→ SHORT EXERCISE
What is the number of lines containing "THORENS"? Give only that number.

++++ EXCERPTED DATA

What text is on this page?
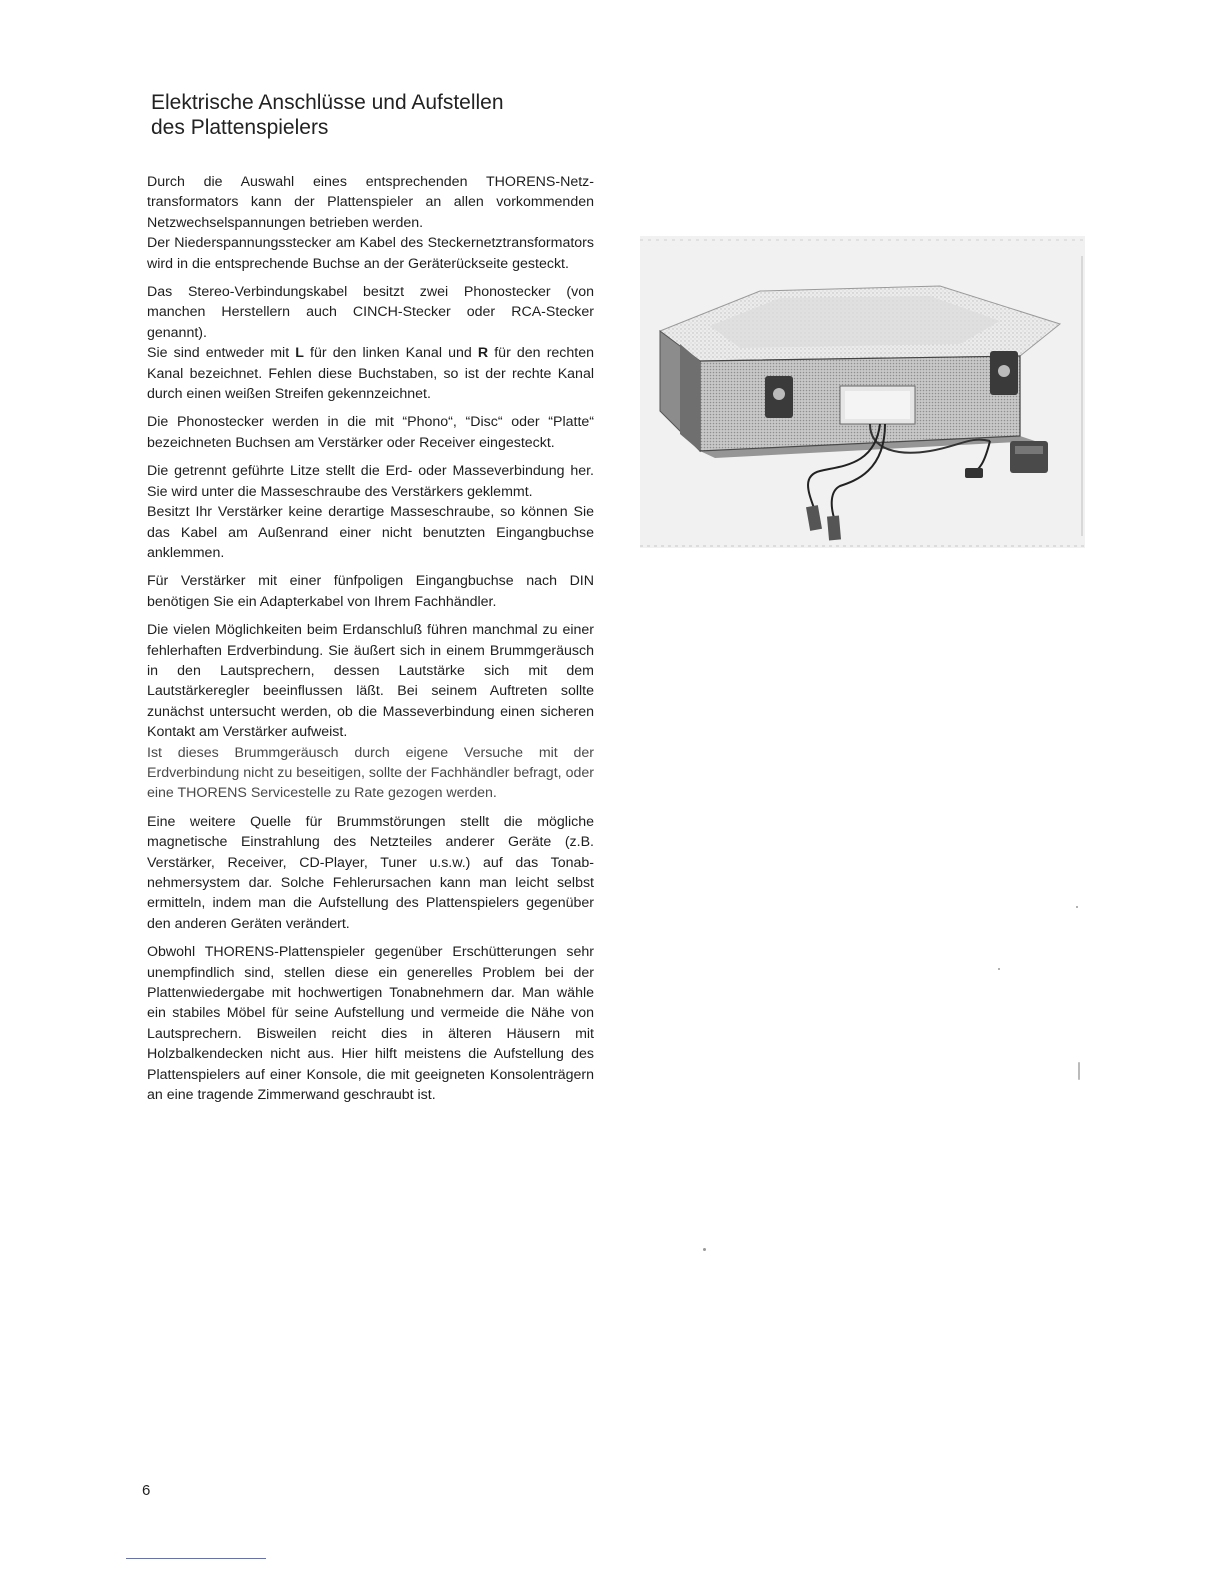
Elektrische Anschlüsse und Aufstellen
des Plattenspielers

Durch die Auswahl eines entsprechenden THORENS-Netztransformators kann der Plattenspieler an allen vorkommenden Netzwechselspannungen betrieben werden.

Der Niederspannungsstecker am Kabel des Steckernetztransformators wird in die entsprechende Buchse an der Geräterückseite gesteckt.

Das Stereo-Verbindungskabel besitzt zwei Phonostecker (von manchen Herstellern auch CINCH-Stecker oder RCA-Stecker genannt).

Sie sind entweder mit L für den linken Kanal und R für den rechten Kanal bezeichnet. Fehlen diese Buchstaben, so ist der rechte Kanal durch einen weißen Streifen gekennzeichnet.

Die Phonostecker werden in die mit “Phono“, “Disc“ oder “Platte“ bezeichneten Buchsen am Verstärker oder Receiver eingesteckt.

Die getrennt geführte Litze stellt die Erd- oder Masseverbindung her. Sie wird unter die Masseschraube des Verstärkers geklemmt.

Besitzt Ihr Verstärker keine derartige Masseschraube, so können Sie das Kabel am Außenrand einer nicht benutzten Eingangbuchse anklemmen.

Für Verstärker mit einer fünfpoligen Eingangbuchse nach DIN benötigen Sie ein Adapterkabel von Ihrem Fachhändler.

Die vielen Möglichkeiten beim Erdanschluß führen manchmal zu einer fehlerhaften Erdverbindung. Sie äußert sich in einem Brummgeräusch in den Lautsprechern, dessen Lautstärke sich mit dem Lautstärkeregler beeinflussen läßt. Bei seinem Auftreten sollte zunächst untersucht werden, ob die Masseverbindung einen sicheren Kontakt am Verstärker aufweist.

Ist dieses Brummgeräusch durch eigene Versuche mit der Erdverbindung nicht zu beseitigen, sollte der Fachhändler befragt, oder eine THORENS Servicestelle zu Rate gezogen werden.

Eine weitere Quelle für Brummstörungen stellt die mögliche magnetische Einstrahlung des Netzteiles anderer Geräte (z.B. Verstärker, Receiver, CD-Player, Tuner u.s.w.) auf das Tonabnehmersystem dar. Solche Fehlerursachen kann man leicht selbst ermitteln, indem man die Aufstellung des Plattenspielers gegenüber den anderen Geräten verändert.

Obwohl THORENS-Plattenspieler gegenüber Erschütterungen sehr unempfindlich sind, stellen diese ein generelles Problem bei der Plattenwiedergabe mit hochwertigen Tonabnehmern dar. Man wähle ein stabiles Möbel für seine Aufstellung und vermeide die Nähe von Lautsprechern. Bisweilen reicht dies in älteren Häusern mit Holzbalkendecken nicht aus. Hier hilft meistens die Aufstellung des Plattenspielers auf einer Konsole, die mit geeigneten Konsolenträgern an eine tragende Zimmerwand geschraubt ist.

6
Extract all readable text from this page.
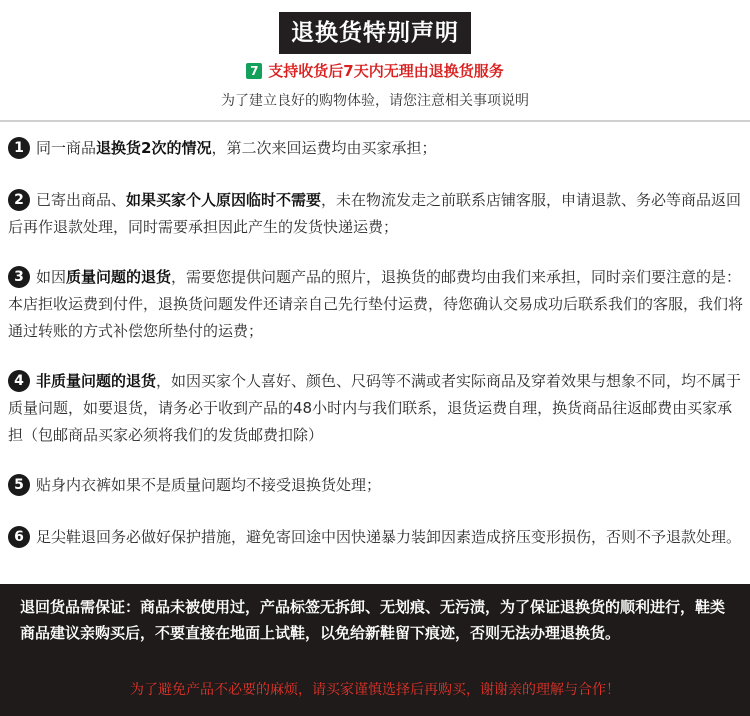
退换货特别声明
7 支持收货后7天内无理由退换货服务
为了建立良好的购物体验，请您注意相关事项说明
1 同一商品退换货2次的情况，第二次来回运费均由买家承担；
2 已寄出商品、如果买家个人原因临时不需要，未在物流发走之前联系店铺客服，申请退款、务必等商品返回后再作退款处理，同时需要承担因此产生的发货快递运费；
3 如因质量问题的退货，需要您提供问题产品的照片，退换货的邮费均由我们来承担，同时亲们要注意的是：本店拒收运费到付件，退换货问题发件还请亲自己先行垫付运费，待您确认交易成功后联系我们的客服，我们将通过转账的方式补偿您所垫付的运费；
4 非质量问题的退货，如因买家个人喜好、颜色、尺码等不满或者实际商品及穿着效果与想象不同，均不属于质量问题，如要退货，请务必于收到产品的48小时内与我们联系，退货运费自理，换货商品往返邮费由买家承担（包邮商品买家必须将我们的发货邮费扣除）
5 贴身内衣裤如果不是质量问题均不接受退换货处理；
6 足尖鞋退回务必做好保护措施，避免寄回途中因快递暴力装卸因素造成挤压变形损伤，否则不予退款处理。
退回货品需保证：商品未被使用过，产品标签无拆卸、无划痕、无污渍，为了保证退换货的顺利进行，鞋类商品建议亲购买后，不要直接在地面上试鞋，以免给新鞋留下痕迹，否则无法办理退换货。
为了避免产品不必要的麻烦，请买家谨慎选择后再购买，谢谢亲的理解与合作！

++++++++

→ FINISHED TASK
3